» **Data entries**:
· · ·
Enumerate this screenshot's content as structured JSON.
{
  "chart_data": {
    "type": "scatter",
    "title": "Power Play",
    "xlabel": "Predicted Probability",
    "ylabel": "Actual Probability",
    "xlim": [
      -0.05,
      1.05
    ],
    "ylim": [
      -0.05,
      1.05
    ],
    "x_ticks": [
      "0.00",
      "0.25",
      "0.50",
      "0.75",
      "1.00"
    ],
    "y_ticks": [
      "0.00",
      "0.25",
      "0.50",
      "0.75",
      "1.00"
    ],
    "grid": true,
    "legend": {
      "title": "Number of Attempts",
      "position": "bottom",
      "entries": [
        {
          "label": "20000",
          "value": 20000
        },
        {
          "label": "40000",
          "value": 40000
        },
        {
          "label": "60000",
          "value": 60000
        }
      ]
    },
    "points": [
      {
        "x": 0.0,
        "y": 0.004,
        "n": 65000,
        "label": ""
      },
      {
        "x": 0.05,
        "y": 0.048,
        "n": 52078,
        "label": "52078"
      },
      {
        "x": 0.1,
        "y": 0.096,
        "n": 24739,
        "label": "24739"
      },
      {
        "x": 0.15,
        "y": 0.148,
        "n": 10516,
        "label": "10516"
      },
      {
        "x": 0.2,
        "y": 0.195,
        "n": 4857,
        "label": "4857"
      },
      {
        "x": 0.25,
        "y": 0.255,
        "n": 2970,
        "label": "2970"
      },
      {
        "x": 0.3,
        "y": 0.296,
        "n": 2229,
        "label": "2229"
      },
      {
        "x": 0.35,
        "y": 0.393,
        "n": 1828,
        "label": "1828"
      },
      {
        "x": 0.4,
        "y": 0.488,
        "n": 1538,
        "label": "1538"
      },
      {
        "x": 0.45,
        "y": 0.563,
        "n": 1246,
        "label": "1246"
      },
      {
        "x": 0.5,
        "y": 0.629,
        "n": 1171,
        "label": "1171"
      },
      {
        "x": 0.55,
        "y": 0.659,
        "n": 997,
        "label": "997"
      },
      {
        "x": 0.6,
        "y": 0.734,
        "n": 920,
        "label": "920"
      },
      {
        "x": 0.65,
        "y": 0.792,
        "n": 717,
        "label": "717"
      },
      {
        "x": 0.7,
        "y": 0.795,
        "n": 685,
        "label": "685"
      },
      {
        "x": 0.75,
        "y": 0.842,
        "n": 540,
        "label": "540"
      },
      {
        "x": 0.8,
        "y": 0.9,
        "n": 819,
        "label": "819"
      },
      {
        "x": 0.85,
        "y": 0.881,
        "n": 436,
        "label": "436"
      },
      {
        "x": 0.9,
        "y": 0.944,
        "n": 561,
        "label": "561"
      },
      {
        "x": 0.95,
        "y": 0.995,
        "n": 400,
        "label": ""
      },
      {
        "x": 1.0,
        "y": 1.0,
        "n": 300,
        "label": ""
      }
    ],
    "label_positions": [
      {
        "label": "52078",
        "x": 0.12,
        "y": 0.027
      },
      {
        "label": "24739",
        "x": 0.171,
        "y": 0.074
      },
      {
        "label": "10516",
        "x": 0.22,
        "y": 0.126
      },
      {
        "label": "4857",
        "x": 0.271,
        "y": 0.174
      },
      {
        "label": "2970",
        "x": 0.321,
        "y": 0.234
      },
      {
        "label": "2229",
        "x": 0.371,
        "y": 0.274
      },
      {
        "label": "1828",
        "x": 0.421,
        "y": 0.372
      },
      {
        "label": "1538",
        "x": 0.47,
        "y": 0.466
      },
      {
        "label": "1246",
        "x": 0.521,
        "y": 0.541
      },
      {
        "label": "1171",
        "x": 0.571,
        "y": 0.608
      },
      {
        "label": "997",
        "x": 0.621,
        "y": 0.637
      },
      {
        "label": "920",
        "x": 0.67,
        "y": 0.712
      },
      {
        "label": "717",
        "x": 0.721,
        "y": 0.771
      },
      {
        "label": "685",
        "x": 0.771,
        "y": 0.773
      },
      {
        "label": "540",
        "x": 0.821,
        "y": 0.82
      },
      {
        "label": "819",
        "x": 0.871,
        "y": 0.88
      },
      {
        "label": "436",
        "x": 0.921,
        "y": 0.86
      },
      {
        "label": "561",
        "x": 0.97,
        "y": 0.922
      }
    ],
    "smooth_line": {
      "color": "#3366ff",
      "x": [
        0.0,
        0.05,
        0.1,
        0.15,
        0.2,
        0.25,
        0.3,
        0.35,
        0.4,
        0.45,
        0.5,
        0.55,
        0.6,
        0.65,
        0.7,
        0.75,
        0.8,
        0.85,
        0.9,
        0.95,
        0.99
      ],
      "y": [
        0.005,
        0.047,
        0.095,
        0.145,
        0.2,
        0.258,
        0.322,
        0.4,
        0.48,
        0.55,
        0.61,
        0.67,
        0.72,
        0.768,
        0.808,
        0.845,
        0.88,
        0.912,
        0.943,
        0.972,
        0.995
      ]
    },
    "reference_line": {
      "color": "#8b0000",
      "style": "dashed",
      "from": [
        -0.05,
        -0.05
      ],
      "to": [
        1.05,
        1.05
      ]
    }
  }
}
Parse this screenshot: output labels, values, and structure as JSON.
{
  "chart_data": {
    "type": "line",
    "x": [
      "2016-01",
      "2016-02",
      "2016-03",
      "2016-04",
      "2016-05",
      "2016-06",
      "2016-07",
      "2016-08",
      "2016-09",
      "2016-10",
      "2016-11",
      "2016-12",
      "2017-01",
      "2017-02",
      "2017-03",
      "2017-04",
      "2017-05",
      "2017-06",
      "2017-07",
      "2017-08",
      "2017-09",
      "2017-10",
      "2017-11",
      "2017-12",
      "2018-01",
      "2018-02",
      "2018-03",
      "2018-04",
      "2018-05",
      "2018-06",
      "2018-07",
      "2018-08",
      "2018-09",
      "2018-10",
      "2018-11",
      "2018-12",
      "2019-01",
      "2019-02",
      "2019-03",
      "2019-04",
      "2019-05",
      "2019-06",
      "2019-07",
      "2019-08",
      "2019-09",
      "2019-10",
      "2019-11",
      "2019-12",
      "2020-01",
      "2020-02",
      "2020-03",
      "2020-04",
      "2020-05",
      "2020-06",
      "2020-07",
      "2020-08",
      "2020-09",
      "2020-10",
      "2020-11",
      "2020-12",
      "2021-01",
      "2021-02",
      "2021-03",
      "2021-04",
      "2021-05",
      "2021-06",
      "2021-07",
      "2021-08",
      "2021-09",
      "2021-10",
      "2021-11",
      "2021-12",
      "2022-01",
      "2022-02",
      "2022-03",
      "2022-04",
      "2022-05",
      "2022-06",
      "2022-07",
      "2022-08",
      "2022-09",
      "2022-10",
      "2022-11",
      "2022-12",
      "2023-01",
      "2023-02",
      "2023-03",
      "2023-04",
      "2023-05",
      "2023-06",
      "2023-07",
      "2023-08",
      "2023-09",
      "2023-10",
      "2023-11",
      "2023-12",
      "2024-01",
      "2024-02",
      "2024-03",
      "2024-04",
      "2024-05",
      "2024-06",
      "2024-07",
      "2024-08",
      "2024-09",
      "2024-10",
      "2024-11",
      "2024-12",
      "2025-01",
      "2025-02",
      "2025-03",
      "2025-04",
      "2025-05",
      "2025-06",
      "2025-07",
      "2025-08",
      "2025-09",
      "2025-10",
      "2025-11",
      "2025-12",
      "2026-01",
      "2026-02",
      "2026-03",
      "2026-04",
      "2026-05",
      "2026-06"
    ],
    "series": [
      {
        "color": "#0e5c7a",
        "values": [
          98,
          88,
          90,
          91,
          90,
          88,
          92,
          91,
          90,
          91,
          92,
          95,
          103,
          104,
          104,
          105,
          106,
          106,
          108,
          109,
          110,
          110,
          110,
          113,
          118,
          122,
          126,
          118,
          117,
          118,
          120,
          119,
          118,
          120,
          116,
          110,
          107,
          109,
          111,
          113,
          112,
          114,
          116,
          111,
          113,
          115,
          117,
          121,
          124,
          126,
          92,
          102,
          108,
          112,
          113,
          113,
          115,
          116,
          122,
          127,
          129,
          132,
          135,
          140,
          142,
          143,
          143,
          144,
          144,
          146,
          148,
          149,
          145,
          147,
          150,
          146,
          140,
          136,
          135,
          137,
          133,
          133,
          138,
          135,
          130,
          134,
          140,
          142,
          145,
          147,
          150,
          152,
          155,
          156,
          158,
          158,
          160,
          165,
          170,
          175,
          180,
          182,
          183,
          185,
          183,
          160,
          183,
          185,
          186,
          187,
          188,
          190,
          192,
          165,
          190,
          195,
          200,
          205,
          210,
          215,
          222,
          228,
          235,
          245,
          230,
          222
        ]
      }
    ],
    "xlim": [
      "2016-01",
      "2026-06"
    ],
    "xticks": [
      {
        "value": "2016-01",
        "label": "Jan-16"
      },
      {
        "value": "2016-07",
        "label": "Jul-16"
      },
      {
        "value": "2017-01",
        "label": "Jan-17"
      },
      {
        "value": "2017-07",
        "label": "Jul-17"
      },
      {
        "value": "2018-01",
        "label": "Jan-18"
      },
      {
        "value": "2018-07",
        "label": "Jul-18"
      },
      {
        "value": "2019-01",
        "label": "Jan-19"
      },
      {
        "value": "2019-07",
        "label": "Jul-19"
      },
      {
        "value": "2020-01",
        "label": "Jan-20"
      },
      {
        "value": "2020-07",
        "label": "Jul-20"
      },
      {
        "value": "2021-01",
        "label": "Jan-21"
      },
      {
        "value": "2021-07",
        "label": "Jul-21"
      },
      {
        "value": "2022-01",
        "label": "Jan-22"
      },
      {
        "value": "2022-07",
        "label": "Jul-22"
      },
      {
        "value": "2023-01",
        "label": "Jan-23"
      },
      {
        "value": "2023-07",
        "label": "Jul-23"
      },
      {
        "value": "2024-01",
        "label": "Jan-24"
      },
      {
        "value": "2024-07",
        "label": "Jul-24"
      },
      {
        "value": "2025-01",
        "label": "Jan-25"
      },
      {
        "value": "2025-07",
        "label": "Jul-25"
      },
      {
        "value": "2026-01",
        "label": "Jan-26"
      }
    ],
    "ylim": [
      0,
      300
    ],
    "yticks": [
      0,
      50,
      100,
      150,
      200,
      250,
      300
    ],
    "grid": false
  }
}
· · ·
» **What this task involves**:
Gather all lines from the records above in which "values" appears.

» **Exercise answer**:
Parse this screenshot: output labels, values, and structure as JSON.
        "values": [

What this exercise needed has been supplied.